**EXERCISE TASK:**
Print every line of the listing exactly, please.

**DATA PROVIDED:**
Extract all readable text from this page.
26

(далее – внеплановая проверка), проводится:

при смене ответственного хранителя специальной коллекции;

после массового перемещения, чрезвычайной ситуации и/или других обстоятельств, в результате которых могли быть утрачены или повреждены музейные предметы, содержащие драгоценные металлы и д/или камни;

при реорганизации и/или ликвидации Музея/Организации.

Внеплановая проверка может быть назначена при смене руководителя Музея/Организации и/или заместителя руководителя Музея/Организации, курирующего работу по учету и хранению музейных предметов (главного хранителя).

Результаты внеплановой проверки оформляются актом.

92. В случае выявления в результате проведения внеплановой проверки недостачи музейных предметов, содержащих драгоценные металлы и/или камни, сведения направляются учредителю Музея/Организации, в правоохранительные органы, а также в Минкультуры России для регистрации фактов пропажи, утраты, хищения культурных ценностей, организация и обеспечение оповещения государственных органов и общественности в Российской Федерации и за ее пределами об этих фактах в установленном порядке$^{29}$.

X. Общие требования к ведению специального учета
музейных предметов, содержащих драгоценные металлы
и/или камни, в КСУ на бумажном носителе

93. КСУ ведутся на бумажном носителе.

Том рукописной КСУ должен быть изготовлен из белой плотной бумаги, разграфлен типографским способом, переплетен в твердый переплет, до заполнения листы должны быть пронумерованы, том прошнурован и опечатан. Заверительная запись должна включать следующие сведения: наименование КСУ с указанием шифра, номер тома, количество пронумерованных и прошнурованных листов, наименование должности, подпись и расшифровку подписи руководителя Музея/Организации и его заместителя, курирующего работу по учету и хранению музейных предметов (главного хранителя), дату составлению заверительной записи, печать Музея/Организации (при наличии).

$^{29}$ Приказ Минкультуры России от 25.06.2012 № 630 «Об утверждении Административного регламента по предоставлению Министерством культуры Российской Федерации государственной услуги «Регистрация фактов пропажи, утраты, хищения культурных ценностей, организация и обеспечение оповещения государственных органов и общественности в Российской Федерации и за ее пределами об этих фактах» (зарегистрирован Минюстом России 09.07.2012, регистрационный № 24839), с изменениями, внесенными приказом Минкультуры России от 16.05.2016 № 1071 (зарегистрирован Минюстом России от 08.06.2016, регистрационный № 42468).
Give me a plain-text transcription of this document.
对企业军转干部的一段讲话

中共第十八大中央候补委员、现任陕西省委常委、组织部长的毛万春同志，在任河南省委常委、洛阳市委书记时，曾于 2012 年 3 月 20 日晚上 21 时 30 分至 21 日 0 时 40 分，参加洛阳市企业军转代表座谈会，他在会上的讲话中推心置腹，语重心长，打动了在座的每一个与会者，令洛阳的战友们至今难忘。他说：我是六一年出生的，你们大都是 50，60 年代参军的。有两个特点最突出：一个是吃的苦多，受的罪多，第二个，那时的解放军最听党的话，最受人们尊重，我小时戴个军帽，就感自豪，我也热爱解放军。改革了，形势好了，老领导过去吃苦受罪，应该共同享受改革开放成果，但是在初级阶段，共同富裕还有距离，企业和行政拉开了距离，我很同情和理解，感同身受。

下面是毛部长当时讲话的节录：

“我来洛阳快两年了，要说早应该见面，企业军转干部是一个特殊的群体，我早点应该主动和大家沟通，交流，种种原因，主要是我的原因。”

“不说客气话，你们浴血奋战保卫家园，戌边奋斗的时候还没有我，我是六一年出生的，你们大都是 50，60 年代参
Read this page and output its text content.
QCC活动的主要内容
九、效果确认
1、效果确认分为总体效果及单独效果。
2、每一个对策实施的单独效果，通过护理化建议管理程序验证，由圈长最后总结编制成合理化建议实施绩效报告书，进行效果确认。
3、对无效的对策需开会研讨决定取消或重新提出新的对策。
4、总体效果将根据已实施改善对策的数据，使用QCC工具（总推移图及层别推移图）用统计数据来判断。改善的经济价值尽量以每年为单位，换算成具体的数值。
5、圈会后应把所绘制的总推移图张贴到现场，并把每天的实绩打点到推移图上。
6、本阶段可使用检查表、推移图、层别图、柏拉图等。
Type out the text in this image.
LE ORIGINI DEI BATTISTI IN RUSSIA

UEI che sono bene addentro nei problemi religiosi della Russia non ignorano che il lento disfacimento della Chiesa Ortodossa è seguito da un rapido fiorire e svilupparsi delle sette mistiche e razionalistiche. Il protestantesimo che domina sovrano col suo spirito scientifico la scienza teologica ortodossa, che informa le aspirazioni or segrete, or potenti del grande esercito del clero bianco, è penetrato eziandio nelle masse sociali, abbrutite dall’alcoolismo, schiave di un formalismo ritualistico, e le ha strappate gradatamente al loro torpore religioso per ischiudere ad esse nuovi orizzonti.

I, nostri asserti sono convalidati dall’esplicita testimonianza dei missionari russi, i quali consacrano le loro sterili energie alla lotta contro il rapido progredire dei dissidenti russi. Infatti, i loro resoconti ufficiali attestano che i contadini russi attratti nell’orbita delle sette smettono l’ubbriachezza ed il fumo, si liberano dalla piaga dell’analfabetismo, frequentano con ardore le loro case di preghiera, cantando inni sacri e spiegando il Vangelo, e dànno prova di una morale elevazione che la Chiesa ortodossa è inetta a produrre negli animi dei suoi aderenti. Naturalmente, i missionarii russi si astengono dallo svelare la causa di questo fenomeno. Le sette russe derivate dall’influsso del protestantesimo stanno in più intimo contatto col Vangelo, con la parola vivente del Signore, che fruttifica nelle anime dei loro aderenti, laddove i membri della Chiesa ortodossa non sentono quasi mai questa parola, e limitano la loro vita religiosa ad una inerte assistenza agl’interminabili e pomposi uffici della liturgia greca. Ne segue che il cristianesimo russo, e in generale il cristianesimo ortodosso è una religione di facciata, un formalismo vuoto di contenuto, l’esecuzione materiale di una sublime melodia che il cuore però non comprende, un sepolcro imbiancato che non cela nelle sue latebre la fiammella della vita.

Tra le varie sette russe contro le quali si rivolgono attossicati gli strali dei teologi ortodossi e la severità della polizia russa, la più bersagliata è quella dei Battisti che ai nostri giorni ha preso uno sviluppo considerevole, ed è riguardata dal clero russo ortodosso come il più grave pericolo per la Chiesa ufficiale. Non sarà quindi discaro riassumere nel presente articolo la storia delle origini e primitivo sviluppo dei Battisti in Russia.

**COMPLETE OUTPUT:**
Extract all readable text from this page.
26

(далее – внеплановая проверка), проводится:

при смене ответственного хранителя специальной коллекции;

после массового перемещения, чрезвычайной ситуации и/или других обстоятельств, в результате которых могли быть утрачены или повреждены музейные предметы, содержащие драгоценные металлы и д/или камни;

при реорганизации и/или ликвидации Музея/Организации.

Внеплановая проверка может быть назначена при смене руководителя Музея/Организации и/или заместителя руководителя Музея/Организации, курирующего работу по учету и хранению музейных предметов (главного хранителя).

Результаты внеплановой проверки оформляются актом.

92. В случае выявления в результате проведения внеплановой проверки недостачи музейных предметов, содержащих драгоценные металлы и/или камни, сведения направляются учредителю Музея/Организации, в правоохранительные органы, а также в Минкультуры России для регистрации фактов пропажи, утраты, хищения культурных ценностей, организация и обеспечение оповещения государственных органов и общественности в Российской Федерации и за ее пределами об этих фактах в установленном порядке$^{29}$.

X. Общие требования к ведению специального учета
музейных предметов, содержащих драгоценные металлы
и/или камни, в КСУ на бумажном носителе

93. КСУ ведутся на бумажном носителе.

Том рукописной КСУ должен быть изготовлен из белой плотной бумаги, разграфлен типографским способом, переплетен в твердый переплет, до заполнения листы должны быть пронумерованы, том прошнурован и опечатан. Заверительная запись должна включать следующие сведения: наименование КСУ с указанием шифра, номер тома, количество пронумерованных и прошнурованных листов, наименование должности, подпись и расшифровку подписи руководителя Музея/Организации и его заместителя, курирующего работу по учету и хранению музейных предметов (главного хранителя), дату составлению заверительной записи, печать Музея/Организации (при наличии).

$^{29}$ Приказ Минкультуры России от 25.06.2012 № 630 «Об утверждении Административного регламента по предоставлению Министерством культуры Российской Федерации государственной услуги «Регистрация фактов пропажи, утраты, хищения культурных ценностей, организация и обеспечение оповещения государственных органов и общественности в Российской Федерации и за ее пределами об этих фактах» (зарегистрирован Минюстом России 09.07.2012, регистрационный № 24839), с изменениями, внесенными приказом Минкультуры России от 16.05.2016 № 1071 (зарегистрирован Минюстом России от 08.06.2016, регистрационный № 42468).
Give me a plain-text transcription of this document.
对企业军转干部的一段讲话

中共第十八大中央候补委员、现任陕西省委常委、组织部长的毛万春同志，在任河南省委常委、洛阳市委书记时，曾于 2012 年 3 月 20 日晚上 21 时 30 分至 21 日 0 时 40 分，参加洛阳市企业军转代表座谈会，他在会上的讲话中推心置腹，语重心长，打动了在座的每一个与会者，令洛阳的战友们至今难忘。他说：我是六一年出生的，你们大都是 50，60 年代参军的。有两个特点最突出：一个是吃的苦多，受的罪多，第二个，那时的解放军最听党的话，最受人们尊重，我小时戴个军帽，就感自豪，我也热爱解放军。改革了，形势好了，老领导过去吃苦受罪，应该共同享受改革开放成果，但是在初级阶段，共同富裕还有距离，企业和行政拉开了距离，我很同情和理解，感同身受。

下面是毛部长当时讲话的节录：

“我来洛阳快两年了，要说早应该见面，企业军转干部是一个特殊的群体，我早点应该主动和大家沟通，交流，种种原因，主要是我的原因。”

“不说客气话，你们浴血奋战保卫家园，戌边奋斗的时候还没有我，我是六一年出生的，你们大都是 50，60 年代参
Read this page and output its text content.
QCC活动的主要内容
九、效果确认
1、效果确认分为总体效果及单独效果。
2、每一个对策实施的单独效果，通过护理化建议管理程序验证，由圈长最后总结编制成合理化建议实施绩效报告书，进行效果确认。
3、对无效的对策需开会研讨决定取消或重新提出新的对策。
4、总体效果将根据已实施改善对策的数据，使用QCC工具（总推移图及层别推移图）用统计数据来判断。改善的经济价值尽量以每年为单位，换算成具体的数值。
5、圈会后应把所绘制的总推移图张贴到现场，并把每天的实绩打点到推移图上。
6、本阶段可使用检查表、推移图、层别图、柏拉图等。
Type out the text in this image.
LE ORIGINI DEI BATTISTI IN RUSSIA

UEI che sono bene addentro nei problemi religiosi della Russia non ignorano che il lento disfacimento della Chiesa Ortodossa è seguito da un rapido fiorire e svilupparsi delle sette mistiche e razionalistiche. Il protestantesimo che domina sovrano col suo spirito scientifico la scienza teologica ortodossa, che informa le aspirazioni or segrete, or potenti del grande esercito del clero bianco, è penetrato eziandio nelle masse sociali, abbrutite dall’alcoolismo, schiave di un formalismo ritualistico, e le ha strappate gradatamente al loro torpore religioso per ischiudere ad esse nuovi orizzonti.

I, nostri asserti sono convalidati dall’esplicita testimonianza dei missionari russi, i quali consacrano le loro sterili energie alla lotta contro il rapido progredire dei dissidenti russi. Infatti, i loro resoconti ufficiali attestano che i contadini russi attratti nell’orbita delle sette smettono l’ubbriachezza ed il fumo, si liberano dalla piaga dell’analfabetismo, frequentano con ardore le loro case di preghiera, cantando inni sacri e spiegando il Vangelo, e dànno prova di una morale elevazione che la Chiesa ortodossa è inetta a produrre negli animi dei suoi aderenti. Naturalmente, i missionarii russi si astengono dallo svelare la causa di questo fenomeno. Le sette russe derivate dall’influsso del protestantesimo stanno in più intimo contatto col Vangelo, con la parola vivente del Signore, che fruttifica nelle anime dei loro aderenti, laddove i membri della Chiesa ortodossa non sentono quasi mai questa parola, e limitano la loro vita religiosa ad una inerte assistenza agl’interminabili e pomposi uffici della liturgia greca. Ne segue che il cristianesimo russo, e in generale il cristianesimo ortodosso è una religione di facciata, un formalismo vuoto di contenuto, l’esecuzione materiale di una sublime melodia che il cuore però non comprende, un sepolcro imbiancato che non cela nelle sue latebre la fiammella della vita.

Tra le varie sette russe contro le quali si rivolgono attossicati gli strali dei teologi ortodossi e la severità della polizia russa, la più bersagliata è quella dei Battisti che ai nostri giorni ha preso uno sviluppo considerevole, ed è riguardata dal clero russo ortodosso come il più grave pericolo per la Chiesa ufficiale. Non sarà quindi discaro riassumere nel presente articolo la storia delle origini e primitivo sviluppo dei Battisti in Russia.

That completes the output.